Transcribe the records below exactly, leaving out any pictures.

(Dataset rows about figures)
----------------
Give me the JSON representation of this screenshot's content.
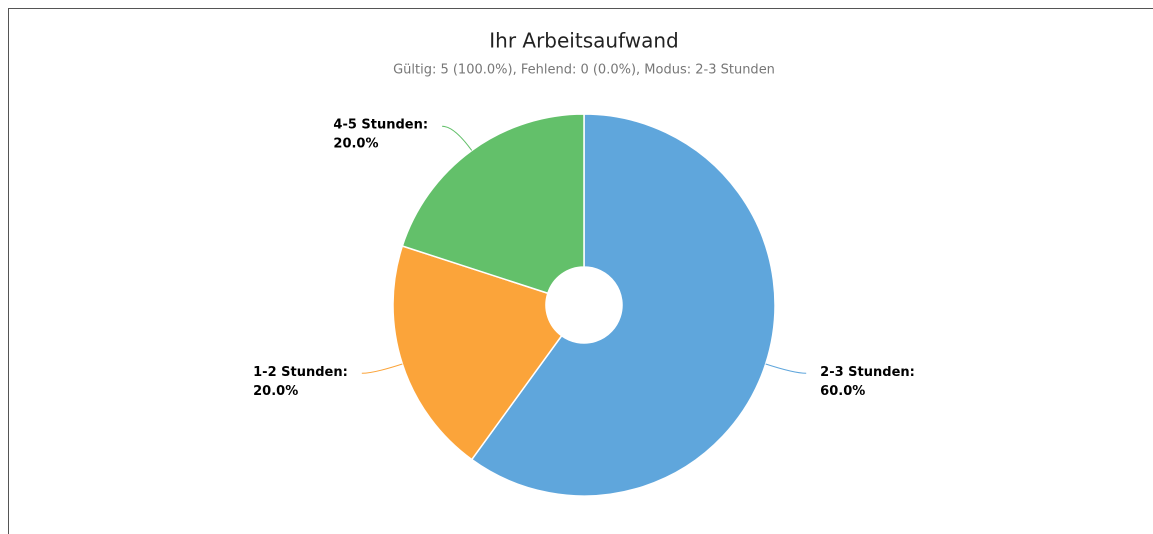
{
  "chart_data": {
    "type": "pie",
    "title": "Ihr Arbeitsaufwand",
    "subtitle": "Gültig: 5 (100.0%), Fehlend: 0 (0.0%), Modus: 2-3 Stunden",
    "categories": [
      "2-3 Stunden:",
      "1-2 Stunden:",
      "4-5 Stunden:"
    ],
    "values": [
      60,
      20,
      20
    ],
    "value_labels": [
      "60.0%",
      "20.0%",
      "20.0%"
    ],
    "colors": [
      "#5fa6dc",
      "#fba43a",
      "#63c06a"
    ]
  }
}
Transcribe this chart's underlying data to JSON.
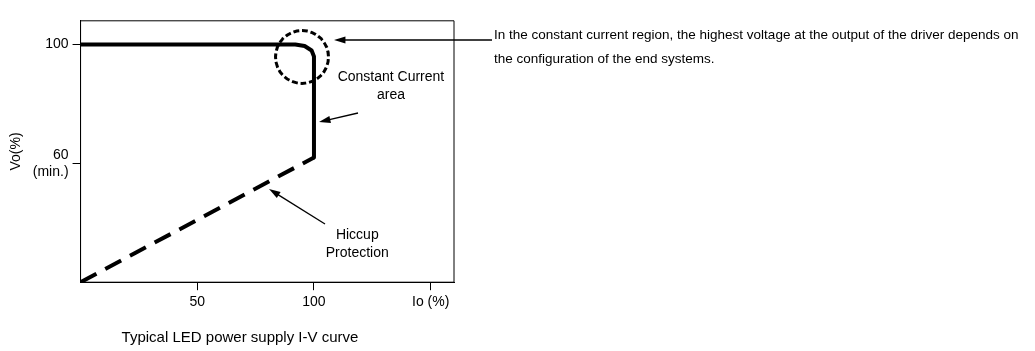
{
  "chart_data": {
    "type": "line",
    "title": "Typical LED power supply I-V curve",
    "ylabel": "Vo(%)",
    "xlim": [
      0,
      160
    ],
    "xticks": [
      50,
      100,
      {
        "value": 150,
        "label": "Io (%)"
      }
    ],
    "ylim": [
      20,
      108
    ],
    "yticks": [
      100,
      {
        "value": 60,
        "label": "60\n(min.)"
      }
    ],
    "grid": false,
    "legend": false,
    "marker": "none",
    "series": [
      {
        "color": "#000000",
        "line_style": "solid",
        "x": [
          0,
          92,
          96,
          99,
          100,
          100
        ],
        "values": [
          100,
          100,
          99.5,
          98,
          96,
          62
        ]
      },
      {
        "color": "#000000",
        "line_style": "dashed",
        "x": [
          0,
          100
        ],
        "values": [
          20,
          62
        ]
      }
    ],
    "annotations": [
      "Constant Current area",
      "Hiccup Protection",
      "In the constant current region, the highest voltage at the output of the driver depends on the configuration of the end systems."
    ]
  }
}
----------------
• Exercise response
Give me the JSON representation of this screenshot's content.
{
  "chart_data": {
    "type": "pie",
    "title": "Ihr Arbeitsaufwand",
    "subtitle": "Gültig: 5 (100.0%), Fehlend: 0 (0.0%), Modus: 2-3 Stunden",
    "categories": [
      "2-3 Stunden:",
      "1-2 Stunden:",
      "4-5 Stunden:"
    ],
    "values": [
      60,
      20,
      20
    ],
    "value_labels": [
      "60.0%",
      "20.0%",
      "20.0%"
    ],
    "colors": [
      "#5fa6dc",
      "#fba43a",
      "#63c06a"
    ]
  }
}
Transcribe this chart's underlying data to JSON.
{
  "chart_data": {
    "type": "line",
    "title": "Typical LED power supply I-V curve",
    "ylabel": "Vo(%)",
    "xlim": [
      0,
      160
    ],
    "xticks": [
      50,
      100,
      {
        "value": 150,
        "label": "Io (%)"
      }
    ],
    "ylim": [
      20,
      108
    ],
    "yticks": [
      100,
      {
        "value": 60,
        "label": "60\n(min.)"
      }
    ],
    "grid": false,
    "legend": false,
    "marker": "none",
    "series": [
      {
        "color": "#000000",
        "line_style": "solid",
        "x": [
          0,
          92,
          96,
          99,
          100,
          100
        ],
        "values": [
          100,
          100,
          99.5,
          98,
          96,
          62
        ]
      },
      {
        "color": "#000000",
        "line_style": "dashed",
        "x": [
          0,
          100
        ],
        "values": [
          20,
          62
        ]
      }
    ],
    "annotations": [
      "Constant Current area",
      "Hiccup Protection",
      "In the constant current region, the highest voltage at the output of the driver depends on the configuration of the end systems."
    ]
  }
}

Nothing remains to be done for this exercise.